● **GIVEN EXERCISE 1**
Using the excerpt on the pools, chasms, and rifts of Iceland, explain in one to three sentences why it is dangerous to go near the margin of the pools close to the Great Geysir.
● **GIVEN EXERCISE 2**
Write the next part of the passage on the volcanic wonders of Iceland, beginning after its final line.

● **EXCERPT**
|---|
About 150 paces from the Great Geysir are several pools of the most beautifully clear water, tinting with every shade of the purest green and blue the fantastical forms of the silicious travertin which clothes their sides. The slightest motion communicated to the surface quivers down to the bottom of these crystal grottoes, and imparts what might be called a sympathetic tremor of the water to every delicate incrustation and plant-like efflorescence. “Aladdin’s Cave could not be more beautiful,” says Preyer; and Mr. Holland remarks that neither description nor drawing is capable of giving a sufficient idea of the singularity and loveliness of this spot. In many places it is dangerous to approach within several feet of the margin, as the earth overhangs the water, and is hollow underneath, supported only by incrustations scarcely a foot thick. A plunge into waters of about 200° would be paying rather too dearly for the contemplation of their fairy-like beauty.

42. ENTRANCE TO THE ALMANNAGJA.

The gigantic chasm of the Almannagja is another of the volcanic wonders of Iceland. After a long and tedious ride over the vast lava-plain which extends between the Skalafell and the lake of Thingvalla, the traveller suddenly finds himself arrested in his path by an apparently insurmountable obstacle, for the enormous Almannagja, or Allman’s Rift, suddenly gapes beneath his feet—a colossal rent extending above a mile in length, and inclosed on both sides by abrupt walls of black lava, frequently upward of a hundred feet high, and separated from about fifty to seventy feet from each other.

43. THE ALMANNAGJA.

A corresponding chasm, but of inferior dimensions, the Hrafnagja, or Raven’s Rift, opens its black rampart to the east, about eight miles farther on; and both form the boundaries of the verdant plain of Thingvalla, which by a grand convulsion of nature has itself been shattered into innumerable small parallel crevices and fissures fifty or sixty feet deep.

44. THE HRAFNAGJA.
|---|
● **DATA**
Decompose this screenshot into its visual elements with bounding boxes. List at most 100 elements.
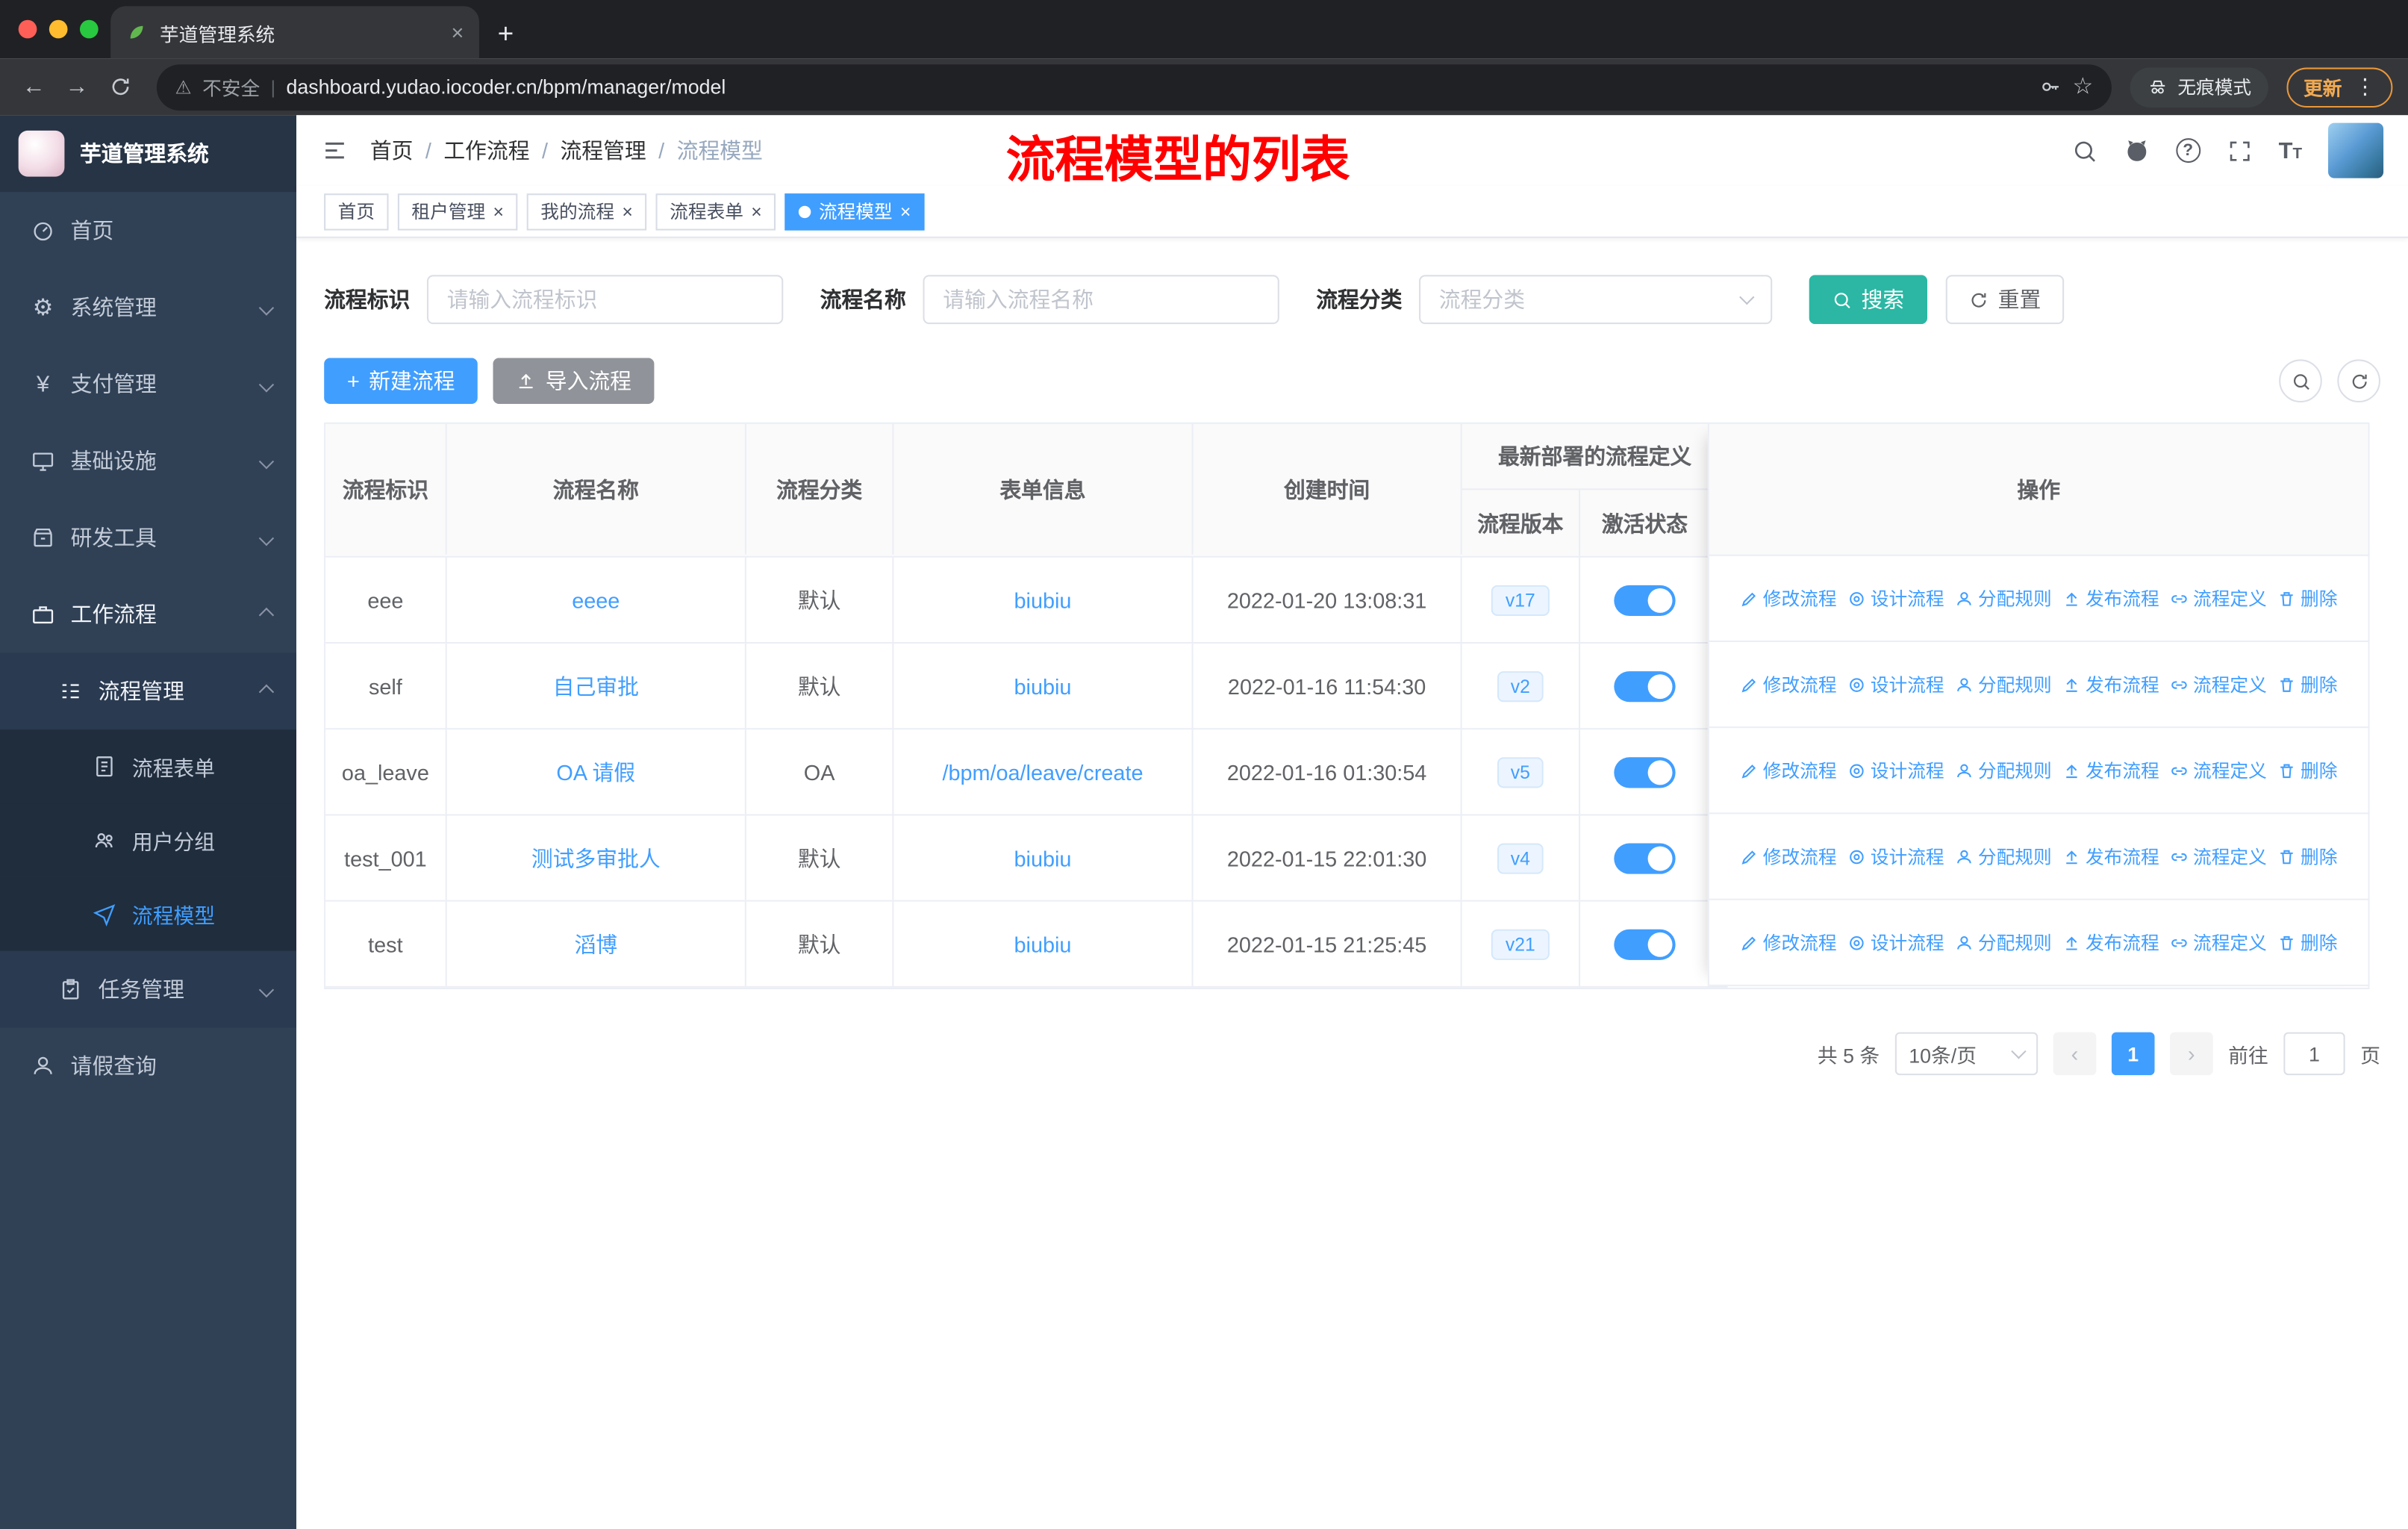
|---|
● **TASK RESULT 1**
In many places the earth overhangs the water and is hollow underneath, held up only by incrustations scarcely a foot thick. Anyone who came too close could fall through into water of about 200°.

● **TASK RESULT 2**
Of the Hrafnagja Mr. Ross Browne says: “A toilsome ride of eight miles brought us to the edge of the Pass, which in point of rugged grandeur far surpasses the Almannagja, though it lacks the extent and symmetry which give the latter such a remarkable effect. Here was a tremendous gap in the earth, over a hundred feet deep, hacked and shivered into a thousand fantastic shapes; the sides a succession of the wildest accidents; the bottom a chaos of broken lava, all tossed about in the most terrific confusion. It is not, however, the extraordinary desolation of the scene that constitutes its principal interest. The resistless power which had rent the great lava-bed asunder, as if touched with pity at the ruin, had also flung from the tottering cliffs a causeway across the gap, which now forms the only means of passing over the great Hrafnagja. No human hands could have created such a colossal work as this; the imagination is lost in its massive grandeur; and when we reflect that miles of an almost impassable country would otherwise have to be traversed in order to reach the opposite side of the gap, the conclusion is irresistible that in the battle of the elements Nature still had a kindly remembrance of man.

45. THE TINTRON ROCK.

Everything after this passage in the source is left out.